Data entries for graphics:
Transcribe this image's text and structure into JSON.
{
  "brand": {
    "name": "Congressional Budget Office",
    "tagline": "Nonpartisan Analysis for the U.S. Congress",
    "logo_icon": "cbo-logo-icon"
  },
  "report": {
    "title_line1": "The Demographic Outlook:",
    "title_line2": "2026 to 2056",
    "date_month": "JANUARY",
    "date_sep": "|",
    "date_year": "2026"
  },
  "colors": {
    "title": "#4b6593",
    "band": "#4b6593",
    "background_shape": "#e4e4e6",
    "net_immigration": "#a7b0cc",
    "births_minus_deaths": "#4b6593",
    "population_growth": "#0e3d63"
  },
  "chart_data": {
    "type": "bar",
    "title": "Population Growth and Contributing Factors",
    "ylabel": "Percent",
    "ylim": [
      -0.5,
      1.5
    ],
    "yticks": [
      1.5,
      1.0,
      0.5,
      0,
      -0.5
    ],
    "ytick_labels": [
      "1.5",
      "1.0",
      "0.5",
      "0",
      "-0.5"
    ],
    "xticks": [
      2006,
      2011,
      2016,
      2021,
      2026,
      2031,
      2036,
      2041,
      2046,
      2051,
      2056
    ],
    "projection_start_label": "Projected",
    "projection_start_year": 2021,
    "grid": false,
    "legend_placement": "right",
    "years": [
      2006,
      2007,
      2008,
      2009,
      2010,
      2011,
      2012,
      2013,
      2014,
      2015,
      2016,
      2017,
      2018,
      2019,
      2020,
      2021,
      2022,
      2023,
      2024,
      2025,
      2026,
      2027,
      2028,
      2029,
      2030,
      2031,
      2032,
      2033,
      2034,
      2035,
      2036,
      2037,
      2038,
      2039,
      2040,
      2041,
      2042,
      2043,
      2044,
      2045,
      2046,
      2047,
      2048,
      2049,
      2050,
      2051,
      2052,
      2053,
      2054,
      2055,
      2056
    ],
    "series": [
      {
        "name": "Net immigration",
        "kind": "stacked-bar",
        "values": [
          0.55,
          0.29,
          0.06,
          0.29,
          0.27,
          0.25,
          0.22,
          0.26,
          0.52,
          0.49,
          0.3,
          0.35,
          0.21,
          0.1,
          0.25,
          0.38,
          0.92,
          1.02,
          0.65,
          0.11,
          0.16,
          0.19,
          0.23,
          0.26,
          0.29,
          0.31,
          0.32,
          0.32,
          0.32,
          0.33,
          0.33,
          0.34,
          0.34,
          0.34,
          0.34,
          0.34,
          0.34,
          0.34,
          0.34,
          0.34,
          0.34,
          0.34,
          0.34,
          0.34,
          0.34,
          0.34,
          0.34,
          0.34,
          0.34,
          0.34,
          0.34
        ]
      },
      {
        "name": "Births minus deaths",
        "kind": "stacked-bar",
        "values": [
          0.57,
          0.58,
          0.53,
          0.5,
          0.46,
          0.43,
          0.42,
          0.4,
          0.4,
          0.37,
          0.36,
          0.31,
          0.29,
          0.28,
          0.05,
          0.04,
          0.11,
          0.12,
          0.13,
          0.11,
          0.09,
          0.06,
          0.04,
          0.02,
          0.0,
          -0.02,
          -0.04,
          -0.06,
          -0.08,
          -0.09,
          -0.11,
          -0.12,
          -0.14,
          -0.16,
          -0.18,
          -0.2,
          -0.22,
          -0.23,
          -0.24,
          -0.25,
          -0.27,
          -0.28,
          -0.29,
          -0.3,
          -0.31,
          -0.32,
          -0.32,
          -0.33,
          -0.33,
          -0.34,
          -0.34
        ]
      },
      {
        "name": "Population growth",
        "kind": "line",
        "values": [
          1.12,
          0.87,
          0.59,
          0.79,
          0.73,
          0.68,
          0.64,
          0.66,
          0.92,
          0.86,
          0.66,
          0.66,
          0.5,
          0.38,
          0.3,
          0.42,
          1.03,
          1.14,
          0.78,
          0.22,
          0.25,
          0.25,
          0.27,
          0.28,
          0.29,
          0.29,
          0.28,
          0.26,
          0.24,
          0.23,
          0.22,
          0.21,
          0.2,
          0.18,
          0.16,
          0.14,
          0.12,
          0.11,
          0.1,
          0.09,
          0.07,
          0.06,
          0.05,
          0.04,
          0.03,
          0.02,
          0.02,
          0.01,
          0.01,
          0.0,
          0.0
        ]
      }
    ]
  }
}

» Instruction: Copy every record exactly, with nothing added or dropped.

» Task solution:
Transcribe this image's text and structure into JSON.
{
  "brand": {
    "name": "Congressional Budget Office",
    "tagline": "Nonpartisan Analysis for the U.S. Congress",
    "logo_icon": "cbo-logo-icon"
  },
  "report": {
    "title_line1": "The Demographic Outlook:",
    "title_line2": "2026 to 2056",
    "date_month": "JANUARY",
    "date_sep": "|",
    "date_year": "2026"
  },
  "colors": {
    "title": "#4b6593",
    "band": "#4b6593",
    "background_shape": "#e4e4e6",
    "net_immigration": "#a7b0cc",
    "births_minus_deaths": "#4b6593",
    "population_growth": "#0e3d63"
  },
  "chart_data": {
    "type": "bar",
    "title": "Population Growth and Contributing Factors",
    "ylabel": "Percent",
    "ylim": [
      -0.5,
      1.5
    ],
    "yticks": [
      1.5,
      1.0,
      0.5,
      0,
      -0.5
    ],
    "ytick_labels": [
      "1.5",
      "1.0",
      "0.5",
      "0",
      "-0.5"
    ],
    "xticks": [
      2006,
      2011,
      2016,
      2021,
      2026,
      2031,
      2036,
      2041,
      2046,
      2051,
      2056
    ],
    "projection_start_label": "Projected",
    "projection_start_year": 2021,
    "grid": false,
    "legend_placement": "right",
    "years": [
      2006,
      2007,
      2008,
      2009,
      2010,
      2011,
      2012,
      2013,
      2014,
      2015,
      2016,
      2017,
      2018,
      2019,
      2020,
      2021,
      2022,
      2023,
      2024,
      2025,
      2026,
      2027,
      2028,
      2029,
      2030,
      2031,
      2032,
      2033,
      2034,
      2035,
      2036,
      2037,
      2038,
      2039,
      2040,
      2041,
      2042,
      2043,
      2044,
      2045,
      2046,
      2047,
      2048,
      2049,
      2050,
      2051,
      2052,
      2053,
      2054,
      2055,
      2056
    ],
    "series": [
      {
        "name": "Net immigration",
        "kind": "stacked-bar",
        "values": [
          0.55,
          0.29,
          0.06,
          0.29,
          0.27,
          0.25,
          0.22,
          0.26,
          0.52,
          0.49,
          0.3,
          0.35,
          0.21,
          0.1,
          0.25,
          0.38,
          0.92,
          1.02,
          0.65,
          0.11,
          0.16,
          0.19,
          0.23,
          0.26,
          0.29,
          0.31,
          0.32,
          0.32,
          0.32,
          0.33,
          0.33,
          0.34,
          0.34,
          0.34,
          0.34,
          0.34,
          0.34,
          0.34,
          0.34,
          0.34,
          0.34,
          0.34,
          0.34,
          0.34,
          0.34,
          0.34,
          0.34,
          0.34,
          0.34,
          0.34,
          0.34
        ]
      },
      {
        "name": "Births minus deaths",
        "kind": "stacked-bar",
        "values": [
          0.57,
          0.58,
          0.53,
          0.5,
          0.46,
          0.43,
          0.42,
          0.4,
          0.4,
          0.37,
          0.36,
          0.31,
          0.29,
          0.28,
          0.05,
          0.04,
          0.11,
          0.12,
          0.13,
          0.11,
          0.09,
          0.06,
          0.04,
          0.02,
          0.0,
          -0.02,
          -0.04,
          -0.06,
          -0.08,
          -0.09,
          -0.11,
          -0.12,
          -0.14,
          -0.16,
          -0.18,
          -0.2,
          -0.22,
          -0.23,
          -0.24,
          -0.25,
          -0.27,
          -0.28,
          -0.29,
          -0.3,
          -0.31,
          -0.32,
          -0.32,
          -0.33,
          -0.33,
          -0.34,
          -0.34
        ]
      },
      {
        "name": "Population growth",
        "kind": "line",
        "values": [
          1.12,
          0.87,
          0.59,
          0.79,
          0.73,
          0.68,
          0.64,
          0.66,
          0.92,
          0.86,
          0.66,
          0.66,
          0.5,
          0.38,
          0.3,
          0.42,
          1.03,
          1.14,
          0.78,
          0.22,
          0.25,
          0.25,
          0.27,
          0.28,
          0.29,
          0.29,
          0.28,
          0.26,
          0.24,
          0.23,
          0.22,
          0.21,
          0.2,
          0.18,
          0.16,
          0.14,
          0.12,
          0.11,
          0.1,
          0.09,
          0.07,
          0.06,
          0.05,
          0.04,
          0.03,
          0.02,
          0.02,
          0.01,
          0.01,
          0.0,
          0.0
        ]
      }
    ]
  }
}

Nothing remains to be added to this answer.